> GIVEN INSTRUCTION
Each line of the material below that holds the word "title" needs to be copied.

> DATA SECTION
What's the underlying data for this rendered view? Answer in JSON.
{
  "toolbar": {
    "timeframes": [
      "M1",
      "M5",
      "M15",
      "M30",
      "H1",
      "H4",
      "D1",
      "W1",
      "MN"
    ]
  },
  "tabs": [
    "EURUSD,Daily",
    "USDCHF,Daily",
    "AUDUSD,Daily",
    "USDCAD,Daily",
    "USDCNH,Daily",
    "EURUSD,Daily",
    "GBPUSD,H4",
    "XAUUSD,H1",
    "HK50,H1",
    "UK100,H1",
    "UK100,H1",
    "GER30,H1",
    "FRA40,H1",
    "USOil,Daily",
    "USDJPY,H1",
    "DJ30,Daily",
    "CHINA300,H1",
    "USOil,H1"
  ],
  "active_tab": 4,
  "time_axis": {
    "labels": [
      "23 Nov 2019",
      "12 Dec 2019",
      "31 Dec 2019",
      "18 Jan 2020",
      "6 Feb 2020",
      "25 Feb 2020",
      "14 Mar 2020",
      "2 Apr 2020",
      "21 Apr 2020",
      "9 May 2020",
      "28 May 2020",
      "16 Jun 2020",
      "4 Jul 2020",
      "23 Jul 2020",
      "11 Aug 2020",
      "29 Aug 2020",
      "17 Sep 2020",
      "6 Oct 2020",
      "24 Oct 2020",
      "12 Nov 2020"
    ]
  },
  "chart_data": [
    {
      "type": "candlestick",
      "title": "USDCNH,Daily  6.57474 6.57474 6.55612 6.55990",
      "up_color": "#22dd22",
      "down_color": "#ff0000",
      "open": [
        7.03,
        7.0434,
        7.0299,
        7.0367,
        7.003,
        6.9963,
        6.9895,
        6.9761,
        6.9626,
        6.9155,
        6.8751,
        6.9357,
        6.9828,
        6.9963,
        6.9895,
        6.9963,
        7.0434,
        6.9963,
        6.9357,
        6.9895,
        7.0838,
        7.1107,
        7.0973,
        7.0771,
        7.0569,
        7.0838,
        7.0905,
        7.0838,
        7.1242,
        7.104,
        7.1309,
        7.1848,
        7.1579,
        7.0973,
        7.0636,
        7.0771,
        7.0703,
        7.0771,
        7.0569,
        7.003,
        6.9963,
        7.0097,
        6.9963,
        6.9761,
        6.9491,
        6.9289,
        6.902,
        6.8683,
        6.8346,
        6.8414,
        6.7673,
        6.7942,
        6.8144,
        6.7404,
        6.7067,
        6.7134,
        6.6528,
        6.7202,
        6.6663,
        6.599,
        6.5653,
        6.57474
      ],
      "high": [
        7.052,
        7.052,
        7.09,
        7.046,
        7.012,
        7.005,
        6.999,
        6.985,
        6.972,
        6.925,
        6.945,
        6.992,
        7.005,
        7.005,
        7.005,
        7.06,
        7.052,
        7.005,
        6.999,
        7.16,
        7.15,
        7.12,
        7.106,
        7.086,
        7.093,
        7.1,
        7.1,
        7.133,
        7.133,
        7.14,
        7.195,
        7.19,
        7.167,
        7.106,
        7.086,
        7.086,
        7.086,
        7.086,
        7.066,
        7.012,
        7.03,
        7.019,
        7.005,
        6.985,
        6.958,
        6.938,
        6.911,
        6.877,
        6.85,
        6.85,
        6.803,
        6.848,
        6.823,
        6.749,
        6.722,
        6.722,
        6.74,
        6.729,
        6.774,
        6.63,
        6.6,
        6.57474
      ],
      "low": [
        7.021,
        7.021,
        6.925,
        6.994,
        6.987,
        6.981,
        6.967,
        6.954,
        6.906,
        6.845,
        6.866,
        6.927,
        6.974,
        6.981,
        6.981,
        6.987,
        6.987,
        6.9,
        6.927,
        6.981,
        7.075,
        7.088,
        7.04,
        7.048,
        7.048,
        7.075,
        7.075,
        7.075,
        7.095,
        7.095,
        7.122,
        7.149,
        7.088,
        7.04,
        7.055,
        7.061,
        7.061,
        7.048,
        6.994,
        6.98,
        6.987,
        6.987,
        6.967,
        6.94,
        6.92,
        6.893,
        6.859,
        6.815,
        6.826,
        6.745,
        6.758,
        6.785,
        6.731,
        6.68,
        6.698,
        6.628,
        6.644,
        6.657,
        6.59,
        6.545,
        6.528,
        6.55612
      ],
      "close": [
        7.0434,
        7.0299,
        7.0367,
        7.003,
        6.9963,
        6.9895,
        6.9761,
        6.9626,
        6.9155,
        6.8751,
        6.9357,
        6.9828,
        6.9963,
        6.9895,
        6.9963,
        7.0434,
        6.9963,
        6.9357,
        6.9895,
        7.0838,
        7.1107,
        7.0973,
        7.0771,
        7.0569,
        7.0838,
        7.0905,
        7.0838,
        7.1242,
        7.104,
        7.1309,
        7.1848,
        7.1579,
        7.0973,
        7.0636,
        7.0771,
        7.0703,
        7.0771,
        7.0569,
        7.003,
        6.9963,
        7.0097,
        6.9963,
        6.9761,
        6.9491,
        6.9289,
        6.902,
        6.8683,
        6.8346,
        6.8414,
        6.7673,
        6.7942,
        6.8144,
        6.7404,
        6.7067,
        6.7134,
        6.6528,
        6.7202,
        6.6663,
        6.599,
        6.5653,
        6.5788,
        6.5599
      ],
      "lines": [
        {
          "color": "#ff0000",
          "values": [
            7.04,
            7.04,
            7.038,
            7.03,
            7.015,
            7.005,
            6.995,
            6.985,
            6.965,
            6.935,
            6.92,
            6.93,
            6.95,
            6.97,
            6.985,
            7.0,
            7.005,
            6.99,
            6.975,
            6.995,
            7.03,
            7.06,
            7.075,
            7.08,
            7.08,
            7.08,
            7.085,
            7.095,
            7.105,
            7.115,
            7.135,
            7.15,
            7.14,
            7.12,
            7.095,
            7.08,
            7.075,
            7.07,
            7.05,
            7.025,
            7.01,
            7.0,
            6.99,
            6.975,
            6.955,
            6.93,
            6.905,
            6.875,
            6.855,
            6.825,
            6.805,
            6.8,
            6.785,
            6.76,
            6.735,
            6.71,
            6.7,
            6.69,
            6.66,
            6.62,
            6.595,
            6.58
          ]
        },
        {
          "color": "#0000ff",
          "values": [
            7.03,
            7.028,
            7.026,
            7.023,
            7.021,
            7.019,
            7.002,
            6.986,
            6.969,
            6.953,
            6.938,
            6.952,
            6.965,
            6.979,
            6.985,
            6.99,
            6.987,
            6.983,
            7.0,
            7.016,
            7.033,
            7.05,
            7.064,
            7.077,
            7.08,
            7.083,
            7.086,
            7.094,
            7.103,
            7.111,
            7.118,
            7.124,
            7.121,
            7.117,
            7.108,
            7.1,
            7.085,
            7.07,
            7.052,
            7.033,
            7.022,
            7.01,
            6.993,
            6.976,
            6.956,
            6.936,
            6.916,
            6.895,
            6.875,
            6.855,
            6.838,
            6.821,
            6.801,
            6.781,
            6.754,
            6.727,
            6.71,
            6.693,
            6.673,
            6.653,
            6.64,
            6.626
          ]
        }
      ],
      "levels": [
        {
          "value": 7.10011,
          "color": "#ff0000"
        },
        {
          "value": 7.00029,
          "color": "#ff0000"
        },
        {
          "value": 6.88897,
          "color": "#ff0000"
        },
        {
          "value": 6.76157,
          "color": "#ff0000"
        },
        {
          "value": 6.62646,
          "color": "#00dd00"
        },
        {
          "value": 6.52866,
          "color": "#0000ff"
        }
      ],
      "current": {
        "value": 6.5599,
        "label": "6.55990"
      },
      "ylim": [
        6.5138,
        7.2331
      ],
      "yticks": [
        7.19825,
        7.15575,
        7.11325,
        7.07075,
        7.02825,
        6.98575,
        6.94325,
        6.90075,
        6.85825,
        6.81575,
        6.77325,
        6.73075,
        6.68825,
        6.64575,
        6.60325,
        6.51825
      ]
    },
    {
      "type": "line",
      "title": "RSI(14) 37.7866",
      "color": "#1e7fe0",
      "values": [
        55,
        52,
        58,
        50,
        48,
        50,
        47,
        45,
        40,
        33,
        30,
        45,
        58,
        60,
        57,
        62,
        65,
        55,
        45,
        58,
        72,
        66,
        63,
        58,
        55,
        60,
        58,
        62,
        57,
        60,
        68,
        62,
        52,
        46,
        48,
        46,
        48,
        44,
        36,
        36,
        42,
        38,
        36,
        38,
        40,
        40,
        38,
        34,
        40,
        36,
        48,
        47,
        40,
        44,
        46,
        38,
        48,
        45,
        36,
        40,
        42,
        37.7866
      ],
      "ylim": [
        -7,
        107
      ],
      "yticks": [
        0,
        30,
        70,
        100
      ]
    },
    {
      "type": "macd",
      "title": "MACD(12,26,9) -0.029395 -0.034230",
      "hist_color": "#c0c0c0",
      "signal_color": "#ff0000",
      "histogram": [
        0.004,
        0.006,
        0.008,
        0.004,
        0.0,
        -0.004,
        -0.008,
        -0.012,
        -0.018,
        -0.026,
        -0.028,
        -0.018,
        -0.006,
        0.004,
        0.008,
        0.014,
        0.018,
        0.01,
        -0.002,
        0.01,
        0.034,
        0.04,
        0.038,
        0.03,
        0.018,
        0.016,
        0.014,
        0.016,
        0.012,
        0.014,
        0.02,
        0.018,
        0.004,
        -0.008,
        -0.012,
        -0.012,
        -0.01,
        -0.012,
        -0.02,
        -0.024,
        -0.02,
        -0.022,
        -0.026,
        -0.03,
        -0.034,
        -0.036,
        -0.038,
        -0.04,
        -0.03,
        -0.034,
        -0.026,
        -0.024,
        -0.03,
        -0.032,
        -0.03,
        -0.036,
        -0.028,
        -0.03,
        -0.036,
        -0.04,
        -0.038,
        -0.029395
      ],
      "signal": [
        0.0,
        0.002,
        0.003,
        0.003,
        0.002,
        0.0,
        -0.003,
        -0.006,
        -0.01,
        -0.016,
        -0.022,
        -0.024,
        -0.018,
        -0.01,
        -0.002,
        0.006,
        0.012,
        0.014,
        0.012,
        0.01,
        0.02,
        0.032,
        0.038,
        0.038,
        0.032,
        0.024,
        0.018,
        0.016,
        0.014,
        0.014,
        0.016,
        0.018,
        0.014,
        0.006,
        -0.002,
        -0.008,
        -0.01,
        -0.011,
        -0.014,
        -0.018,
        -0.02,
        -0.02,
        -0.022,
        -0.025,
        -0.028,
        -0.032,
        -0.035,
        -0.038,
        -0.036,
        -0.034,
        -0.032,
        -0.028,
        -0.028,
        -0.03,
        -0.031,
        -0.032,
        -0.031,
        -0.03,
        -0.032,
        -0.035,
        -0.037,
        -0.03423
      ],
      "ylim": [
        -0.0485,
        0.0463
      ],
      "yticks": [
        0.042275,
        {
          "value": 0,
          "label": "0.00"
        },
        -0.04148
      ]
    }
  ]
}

> ANSWER TO THIS TASK
      "title": "USDCNH,Daily  6.57474 6.57474 6.55612 6.55990",
      "title": "RSI(14) 37.7866",
      "title": "MACD(12,26,9) -0.029395 -0.034230",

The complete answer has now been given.